## Request
Print out every record exactly as it appears.

***** Exercise data

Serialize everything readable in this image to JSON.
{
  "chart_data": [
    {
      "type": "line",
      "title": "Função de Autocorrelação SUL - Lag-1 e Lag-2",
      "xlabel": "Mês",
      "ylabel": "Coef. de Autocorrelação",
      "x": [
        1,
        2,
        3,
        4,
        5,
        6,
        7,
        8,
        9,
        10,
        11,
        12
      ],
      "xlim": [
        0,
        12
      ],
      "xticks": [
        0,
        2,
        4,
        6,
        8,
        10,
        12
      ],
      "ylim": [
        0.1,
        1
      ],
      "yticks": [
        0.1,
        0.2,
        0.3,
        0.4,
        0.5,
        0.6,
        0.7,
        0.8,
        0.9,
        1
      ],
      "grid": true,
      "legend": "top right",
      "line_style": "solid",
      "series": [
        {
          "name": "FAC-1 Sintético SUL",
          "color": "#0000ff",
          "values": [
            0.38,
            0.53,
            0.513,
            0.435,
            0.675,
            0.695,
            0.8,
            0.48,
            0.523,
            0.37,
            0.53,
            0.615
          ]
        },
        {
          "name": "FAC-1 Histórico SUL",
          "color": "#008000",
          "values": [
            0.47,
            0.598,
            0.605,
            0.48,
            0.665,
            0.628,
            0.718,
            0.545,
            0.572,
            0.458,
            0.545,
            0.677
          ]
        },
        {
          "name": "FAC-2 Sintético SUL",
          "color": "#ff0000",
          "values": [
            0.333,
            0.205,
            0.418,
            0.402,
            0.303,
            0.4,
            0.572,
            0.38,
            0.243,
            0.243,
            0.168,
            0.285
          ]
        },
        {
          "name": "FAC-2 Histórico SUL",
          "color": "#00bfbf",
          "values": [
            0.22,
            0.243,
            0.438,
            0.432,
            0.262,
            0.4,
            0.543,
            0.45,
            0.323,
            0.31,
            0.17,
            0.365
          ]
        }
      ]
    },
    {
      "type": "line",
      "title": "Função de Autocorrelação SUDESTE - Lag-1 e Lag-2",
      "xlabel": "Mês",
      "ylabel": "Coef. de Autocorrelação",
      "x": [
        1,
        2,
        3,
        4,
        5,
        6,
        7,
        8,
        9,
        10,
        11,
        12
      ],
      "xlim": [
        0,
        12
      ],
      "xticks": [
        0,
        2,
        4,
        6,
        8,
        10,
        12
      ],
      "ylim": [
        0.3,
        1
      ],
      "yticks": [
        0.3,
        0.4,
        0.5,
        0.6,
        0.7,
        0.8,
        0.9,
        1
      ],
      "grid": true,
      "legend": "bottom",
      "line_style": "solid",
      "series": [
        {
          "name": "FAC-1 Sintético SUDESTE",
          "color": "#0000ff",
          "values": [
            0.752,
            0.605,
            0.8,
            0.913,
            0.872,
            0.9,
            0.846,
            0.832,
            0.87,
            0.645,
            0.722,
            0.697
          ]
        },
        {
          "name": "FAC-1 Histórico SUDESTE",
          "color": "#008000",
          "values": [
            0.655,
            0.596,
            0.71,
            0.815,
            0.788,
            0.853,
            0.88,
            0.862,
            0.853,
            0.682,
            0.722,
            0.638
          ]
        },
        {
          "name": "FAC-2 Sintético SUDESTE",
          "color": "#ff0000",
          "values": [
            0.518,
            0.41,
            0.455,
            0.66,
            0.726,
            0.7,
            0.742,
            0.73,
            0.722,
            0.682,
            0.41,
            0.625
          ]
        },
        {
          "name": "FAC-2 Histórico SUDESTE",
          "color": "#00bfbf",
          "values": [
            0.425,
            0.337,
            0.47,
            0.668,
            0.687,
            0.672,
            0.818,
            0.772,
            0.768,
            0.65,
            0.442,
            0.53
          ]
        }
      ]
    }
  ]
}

**********

## Full output
Serialize everything readable in this image to JSON.
{
  "chart_data": [
    {
      "type": "line",
      "title": "Função de Autocorrelação SUL - Lag-1 e Lag-2",
      "xlabel": "Mês",
      "ylabel": "Coef. de Autocorrelação",
      "x": [
        1,
        2,
        3,
        4,
        5,
        6,
        7,
        8,
        9,
        10,
        11,
        12
      ],
      "xlim": [
        0,
        12
      ],
      "xticks": [
        0,
        2,
        4,
        6,
        8,
        10,
        12
      ],
      "ylim": [
        0.1,
        1
      ],
      "yticks": [
        0.1,
        0.2,
        0.3,
        0.4,
        0.5,
        0.6,
        0.7,
        0.8,
        0.9,
        1
      ],
      "grid": true,
      "legend": "top right",
      "line_style": "solid",
      "series": [
        {
          "name": "FAC-1 Sintético SUL",
          "color": "#0000ff",
          "values": [
            0.38,
            0.53,
            0.513,
            0.435,
            0.675,
            0.695,
            0.8,
            0.48,
            0.523,
            0.37,
            0.53,
            0.615
          ]
        },
        {
          "name": "FAC-1 Histórico SUL",
          "color": "#008000",
          "values": [
            0.47,
            0.598,
            0.605,
            0.48,
            0.665,
            0.628,
            0.718,
            0.545,
            0.572,
            0.458,
            0.545,
            0.677
          ]
        },
        {
          "name": "FAC-2 Sintético SUL",
          "color": "#ff0000",
          "values": [
            0.333,
            0.205,
            0.418,
            0.402,
            0.303,
            0.4,
            0.572,
            0.38,
            0.243,
            0.243,
            0.168,
            0.285
          ]
        },
        {
          "name": "FAC-2 Histórico SUL",
          "color": "#00bfbf",
          "values": [
            0.22,
            0.243,
            0.438,
            0.432,
            0.262,
            0.4,
            0.543,
            0.45,
            0.323,
            0.31,
            0.17,
            0.365
          ]
        }
      ]
    },
    {
      "type": "line",
      "title": "Função de Autocorrelação SUDESTE - Lag-1 e Lag-2",
      "xlabel": "Mês",
      "ylabel": "Coef. de Autocorrelação",
      "x": [
        1,
        2,
        3,
        4,
        5,
        6,
        7,
        8,
        9,
        10,
        11,
        12
      ],
      "xlim": [
        0,
        12
      ],
      "xticks": [
        0,
        2,
        4,
        6,
        8,
        10,
        12
      ],
      "ylim": [
        0.3,
        1
      ],
      "yticks": [
        0.3,
        0.4,
        0.5,
        0.6,
        0.7,
        0.8,
        0.9,
        1
      ],
      "grid": true,
      "legend": "bottom",
      "line_style": "solid",
      "series": [
        {
          "name": "FAC-1 Sintético SUDESTE",
          "color": "#0000ff",
          "values": [
            0.752,
            0.605,
            0.8,
            0.913,
            0.872,
            0.9,
            0.846,
            0.832,
            0.87,
            0.645,
            0.722,
            0.697
          ]
        },
        {
          "name": "FAC-1 Histórico SUDESTE",
          "color": "#008000",
          "values": [
            0.655,
            0.596,
            0.71,
            0.815,
            0.788,
            0.853,
            0.88,
            0.862,
            0.853,
            0.682,
            0.722,
            0.638
          ]
        },
        {
          "name": "FAC-2 Sintético SUDESTE",
          "color": "#ff0000",
          "values": [
            0.518,
            0.41,
            0.455,
            0.66,
            0.726,
            0.7,
            0.742,
            0.73,
            0.722,
            0.682,
            0.41,
            0.625
          ]
        },
        {
          "name": "FAC-2 Histórico SUDESTE",
          "color": "#00bfbf",
          "values": [
            0.425,
            0.337,
            0.47,
            0.668,
            0.687,
            0.672,
            0.818,
            0.772,
            0.768,
            0.65,
            0.442,
            0.53
          ]
        }
      ]
    }
  ]
}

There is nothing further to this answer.